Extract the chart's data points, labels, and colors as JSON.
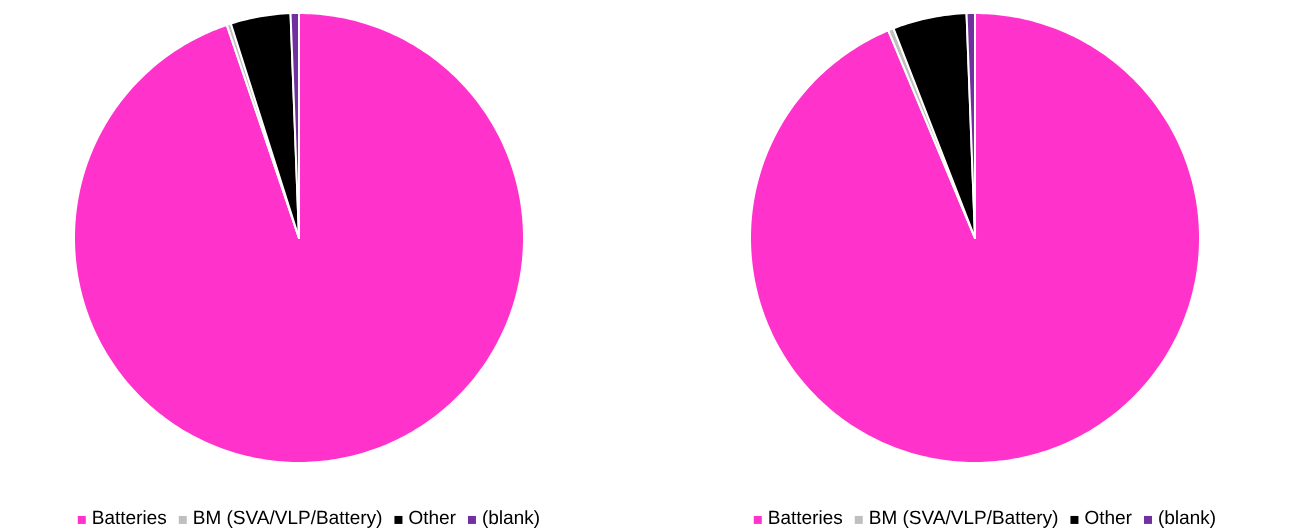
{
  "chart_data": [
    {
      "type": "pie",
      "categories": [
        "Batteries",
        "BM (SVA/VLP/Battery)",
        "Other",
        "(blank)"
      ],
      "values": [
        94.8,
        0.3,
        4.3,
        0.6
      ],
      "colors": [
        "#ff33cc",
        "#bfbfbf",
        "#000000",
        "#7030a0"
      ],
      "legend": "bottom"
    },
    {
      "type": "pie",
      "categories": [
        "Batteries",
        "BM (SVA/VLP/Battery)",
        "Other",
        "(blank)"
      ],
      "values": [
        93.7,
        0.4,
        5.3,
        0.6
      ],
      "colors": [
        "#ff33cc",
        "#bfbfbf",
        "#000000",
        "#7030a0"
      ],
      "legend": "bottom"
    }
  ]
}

------------------------------------------------------------

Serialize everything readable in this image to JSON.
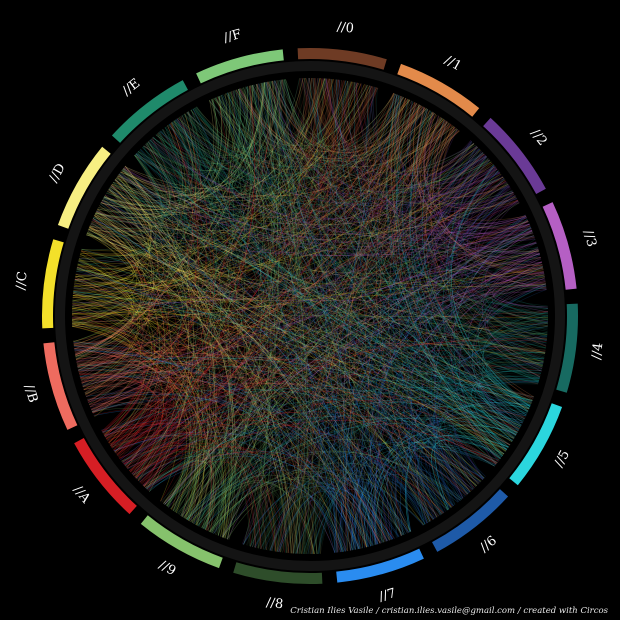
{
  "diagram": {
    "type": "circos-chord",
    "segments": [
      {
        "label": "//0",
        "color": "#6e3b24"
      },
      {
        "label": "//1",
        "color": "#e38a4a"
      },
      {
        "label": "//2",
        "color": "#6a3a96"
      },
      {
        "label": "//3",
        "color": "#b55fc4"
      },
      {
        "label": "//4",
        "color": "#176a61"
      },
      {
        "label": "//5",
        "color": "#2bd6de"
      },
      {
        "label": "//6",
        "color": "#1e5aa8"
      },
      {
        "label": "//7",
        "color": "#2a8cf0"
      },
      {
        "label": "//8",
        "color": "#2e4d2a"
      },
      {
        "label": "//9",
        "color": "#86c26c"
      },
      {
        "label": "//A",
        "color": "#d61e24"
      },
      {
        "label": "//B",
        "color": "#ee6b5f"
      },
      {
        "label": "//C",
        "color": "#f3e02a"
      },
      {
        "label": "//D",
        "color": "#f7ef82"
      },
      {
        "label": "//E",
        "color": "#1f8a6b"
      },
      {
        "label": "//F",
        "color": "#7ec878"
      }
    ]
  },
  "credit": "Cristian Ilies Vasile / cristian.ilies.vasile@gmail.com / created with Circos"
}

------------------------------------------------------------

#### Instructions for the task
Copy out the lines in which the string "JSON" appears.

#### Correct response
Extract the chart's data points, labels, and colors as JSON.
Serialize everything readable in this image to JSON.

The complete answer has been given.